***** Available data
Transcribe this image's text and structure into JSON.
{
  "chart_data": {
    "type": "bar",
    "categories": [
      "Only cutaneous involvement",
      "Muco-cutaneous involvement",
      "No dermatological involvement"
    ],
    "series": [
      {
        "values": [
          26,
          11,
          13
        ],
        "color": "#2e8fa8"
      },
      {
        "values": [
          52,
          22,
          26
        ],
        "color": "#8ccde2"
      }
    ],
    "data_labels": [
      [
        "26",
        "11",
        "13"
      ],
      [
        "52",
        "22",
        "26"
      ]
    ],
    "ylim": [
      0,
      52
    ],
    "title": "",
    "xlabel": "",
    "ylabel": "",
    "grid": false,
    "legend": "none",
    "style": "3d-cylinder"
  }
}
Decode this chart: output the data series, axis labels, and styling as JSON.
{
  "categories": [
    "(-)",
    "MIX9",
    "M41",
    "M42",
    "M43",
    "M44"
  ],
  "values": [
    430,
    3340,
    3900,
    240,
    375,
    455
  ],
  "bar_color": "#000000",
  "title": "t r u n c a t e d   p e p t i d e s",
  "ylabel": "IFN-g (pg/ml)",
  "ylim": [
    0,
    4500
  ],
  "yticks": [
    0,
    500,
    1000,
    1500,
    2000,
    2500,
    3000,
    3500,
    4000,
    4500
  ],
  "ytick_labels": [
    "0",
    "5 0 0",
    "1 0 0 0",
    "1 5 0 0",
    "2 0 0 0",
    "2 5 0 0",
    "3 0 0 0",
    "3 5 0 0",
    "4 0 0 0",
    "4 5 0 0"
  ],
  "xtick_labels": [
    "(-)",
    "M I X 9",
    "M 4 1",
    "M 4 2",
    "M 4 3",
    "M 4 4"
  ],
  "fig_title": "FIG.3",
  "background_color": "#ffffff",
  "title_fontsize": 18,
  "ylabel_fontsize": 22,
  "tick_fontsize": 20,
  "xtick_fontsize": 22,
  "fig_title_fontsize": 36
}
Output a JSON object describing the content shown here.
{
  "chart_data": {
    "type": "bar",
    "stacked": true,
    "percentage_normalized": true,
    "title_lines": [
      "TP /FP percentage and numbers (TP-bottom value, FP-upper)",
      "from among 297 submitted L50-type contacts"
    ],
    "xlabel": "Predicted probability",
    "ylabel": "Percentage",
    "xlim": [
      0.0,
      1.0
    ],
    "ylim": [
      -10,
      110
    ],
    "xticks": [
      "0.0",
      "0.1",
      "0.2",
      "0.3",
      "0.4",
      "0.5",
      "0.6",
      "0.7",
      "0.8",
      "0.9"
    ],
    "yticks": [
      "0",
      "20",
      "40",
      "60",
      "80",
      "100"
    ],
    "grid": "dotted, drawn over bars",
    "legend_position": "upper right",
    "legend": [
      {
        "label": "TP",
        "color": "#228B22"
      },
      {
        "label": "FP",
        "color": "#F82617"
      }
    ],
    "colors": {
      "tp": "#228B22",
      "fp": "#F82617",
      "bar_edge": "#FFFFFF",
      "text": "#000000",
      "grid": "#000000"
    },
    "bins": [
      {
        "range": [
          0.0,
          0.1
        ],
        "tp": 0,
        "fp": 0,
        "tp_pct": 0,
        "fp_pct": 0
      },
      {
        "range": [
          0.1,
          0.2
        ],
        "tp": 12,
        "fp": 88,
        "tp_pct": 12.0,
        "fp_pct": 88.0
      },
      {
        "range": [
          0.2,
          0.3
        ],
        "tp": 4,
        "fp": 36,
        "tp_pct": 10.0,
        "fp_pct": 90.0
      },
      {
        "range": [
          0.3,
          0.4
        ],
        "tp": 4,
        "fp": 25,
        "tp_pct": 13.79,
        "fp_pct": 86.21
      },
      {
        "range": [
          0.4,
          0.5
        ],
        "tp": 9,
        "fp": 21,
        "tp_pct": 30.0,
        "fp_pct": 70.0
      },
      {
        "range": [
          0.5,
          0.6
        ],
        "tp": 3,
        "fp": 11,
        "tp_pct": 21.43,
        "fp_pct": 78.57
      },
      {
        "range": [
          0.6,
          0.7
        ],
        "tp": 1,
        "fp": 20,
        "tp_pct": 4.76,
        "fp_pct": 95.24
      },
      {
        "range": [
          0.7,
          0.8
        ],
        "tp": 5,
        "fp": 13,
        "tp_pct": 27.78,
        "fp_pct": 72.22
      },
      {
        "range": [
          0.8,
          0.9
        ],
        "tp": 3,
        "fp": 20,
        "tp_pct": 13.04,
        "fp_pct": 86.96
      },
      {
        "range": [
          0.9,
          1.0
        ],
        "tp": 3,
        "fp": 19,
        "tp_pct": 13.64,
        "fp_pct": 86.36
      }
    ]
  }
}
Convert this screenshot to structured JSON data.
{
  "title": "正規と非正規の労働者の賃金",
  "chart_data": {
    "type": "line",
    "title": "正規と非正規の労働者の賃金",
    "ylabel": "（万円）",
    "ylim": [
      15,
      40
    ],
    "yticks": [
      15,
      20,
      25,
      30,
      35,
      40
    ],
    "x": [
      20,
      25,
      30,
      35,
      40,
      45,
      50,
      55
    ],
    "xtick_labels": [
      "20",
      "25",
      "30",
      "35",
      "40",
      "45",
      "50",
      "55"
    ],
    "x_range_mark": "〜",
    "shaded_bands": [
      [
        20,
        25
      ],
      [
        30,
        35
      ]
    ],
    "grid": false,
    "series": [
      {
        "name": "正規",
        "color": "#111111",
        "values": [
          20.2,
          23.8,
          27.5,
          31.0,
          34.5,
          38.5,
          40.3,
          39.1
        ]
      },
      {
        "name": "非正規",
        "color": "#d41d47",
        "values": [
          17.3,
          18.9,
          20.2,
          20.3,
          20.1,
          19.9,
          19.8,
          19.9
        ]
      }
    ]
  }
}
**********
**Set task**
Every entry above should be retyped exactly as shown.

**Result of the task**
Transcribe this image's text and structure into JSON.
{
  "chart_data": {
    "type": "bar",
    "categories": [
      "Only cutaneous involvement",
      "Muco-cutaneous involvement",
      "No dermatological involvement"
    ],
    "series": [
      {
        "values": [
          26,
          11,
          13
        ],
        "color": "#2e8fa8"
      },
      {
        "values": [
          52,
          22,
          26
        ],
        "color": "#8ccde2"
      }
    ],
    "data_labels": [
      [
        "26",
        "11",
        "13"
      ],
      [
        "52",
        "22",
        "26"
      ]
    ],
    "ylim": [
      0,
      52
    ],
    "title": "",
    "xlabel": "",
    "ylabel": "",
    "grid": false,
    "legend": "none",
    "style": "3d-cylinder"
  }
}
Decode this chart: output the data series, axis labels, and styling as JSON.
{
  "categories": [
    "(-)",
    "MIX9",
    "M41",
    "M42",
    "M43",
    "M44"
  ],
  "values": [
    430,
    3340,
    3900,
    240,
    375,
    455
  ],
  "bar_color": "#000000",
  "title": "t r u n c a t e d   p e p t i d e s",
  "ylabel": "IFN-g (pg/ml)",
  "ylim": [
    0,
    4500
  ],
  "yticks": [
    0,
    500,
    1000,
    1500,
    2000,
    2500,
    3000,
    3500,
    4000,
    4500
  ],
  "ytick_labels": [
    "0",
    "5 0 0",
    "1 0 0 0",
    "1 5 0 0",
    "2 0 0 0",
    "2 5 0 0",
    "3 0 0 0",
    "3 5 0 0",
    "4 0 0 0",
    "4 5 0 0"
  ],
  "xtick_labels": [
    "(-)",
    "M I X 9",
    "M 4 1",
    "M 4 2",
    "M 4 3",
    "M 4 4"
  ],
  "fig_title": "FIG.3",
  "background_color": "#ffffff",
  "title_fontsize": 18,
  "ylabel_fontsize": 22,
  "tick_fontsize": 20,
  "xtick_fontsize": 22,
  "fig_title_fontsize": 36
}
Output a JSON object describing the content shown here.
{
  "chart_data": {
    "type": "bar",
    "stacked": true,
    "percentage_normalized": true,
    "title_lines": [
      "TP /FP percentage and numbers (TP-bottom value, FP-upper)",
      "from among 297 submitted L50-type contacts"
    ],
    "xlabel": "Predicted probability",
    "ylabel": "Percentage",
    "xlim": [
      0.0,
      1.0
    ],
    "ylim": [
      -10,
      110
    ],
    "xticks": [
      "0.0",
      "0.1",
      "0.2",
      "0.3",
      "0.4",
      "0.5",
      "0.6",
      "0.7",
      "0.8",
      "0.9"
    ],
    "yticks": [
      "0",
      "20",
      "40",
      "60",
      "80",
      "100"
    ],
    "grid": "dotted, drawn over bars",
    "legend_position": "upper right",
    "legend": [
      {
        "label": "TP",
        "color": "#228B22"
      },
      {
        "label": "FP",
        "color": "#F82617"
      }
    ],
    "colors": {
      "tp": "#228B22",
      "fp": "#F82617",
      "bar_edge": "#FFFFFF",
      "text": "#000000",
      "grid": "#000000"
    },
    "bins": [
      {
        "range": [
          0.0,
          0.1
        ],
        "tp": 0,
        "fp": 0,
        "tp_pct": 0,
        "fp_pct": 0
      },
      {
        "range": [
          0.1,
          0.2
        ],
        "tp": 12,
        "fp": 88,
        "tp_pct": 12.0,
        "fp_pct": 88.0
      },
      {
        "range": [
          0.2,
          0.3
        ],
        "tp": 4,
        "fp": 36,
        "tp_pct": 10.0,
        "fp_pct": 90.0
      },
      {
        "range": [
          0.3,
          0.4
        ],
        "tp": 4,
        "fp": 25,
        "tp_pct": 13.79,
        "fp_pct": 86.21
      },
      {
        "range": [
          0.4,
          0.5
        ],
        "tp": 9,
        "fp": 21,
        "tp_pct": 30.0,
        "fp_pct": 70.0
      },
      {
        "range": [
          0.5,
          0.6
        ],
        "tp": 3,
        "fp": 11,
        "tp_pct": 21.43,
        "fp_pct": 78.57
      },
      {
        "range": [
          0.6,
          0.7
        ],
        "tp": 1,
        "fp": 20,
        "tp_pct": 4.76,
        "fp_pct": 95.24
      },
      {
        "range": [
          0.7,
          0.8
        ],
        "tp": 5,
        "fp": 13,
        "tp_pct": 27.78,
        "fp_pct": 72.22
      },
      {
        "range": [
          0.8,
          0.9
        ],
        "tp": 3,
        "fp": 20,
        "tp_pct": 13.04,
        "fp_pct": 86.96
      },
      {
        "range": [
          0.9,
          1.0
        ],
        "tp": 3,
        "fp": 19,
        "tp_pct": 13.64,
        "fp_pct": 86.36
      }
    ]
  }
}
Convert this screenshot to structured JSON data.
{
  "title": "正規と非正規の労働者の賃金",
  "chart_data": {
    "type": "line",
    "title": "正規と非正規の労働者の賃金",
    "ylabel": "（万円）",
    "ylim": [
      15,
      40
    ],
    "yticks": [
      15,
      20,
      25,
      30,
      35,
      40
    ],
    "x": [
      20,
      25,
      30,
      35,
      40,
      45,
      50,
      55
    ],
    "xtick_labels": [
      "20",
      "25",
      "30",
      "35",
      "40",
      "45",
      "50",
      "55"
    ],
    "x_range_mark": "〜",
    "shaded_bands": [
      [
        20,
        25
      ],
      [
        30,
        35
      ]
    ],
    "grid": false,
    "series": [
      {
        "name": "正規",
        "color": "#111111",
        "values": [
          20.2,
          23.8,
          27.5,
          31.0,
          34.5,
          38.5,
          40.3,
          39.1
        ]
      },
      {
        "name": "非正規",
        "color": "#d41d47",
        "values": [
          17.3,
          18.9,
          20.2,
          20.3,
          20.1,
          19.9,
          19.8,
          19.9
        ]
      }
    ]
  }
}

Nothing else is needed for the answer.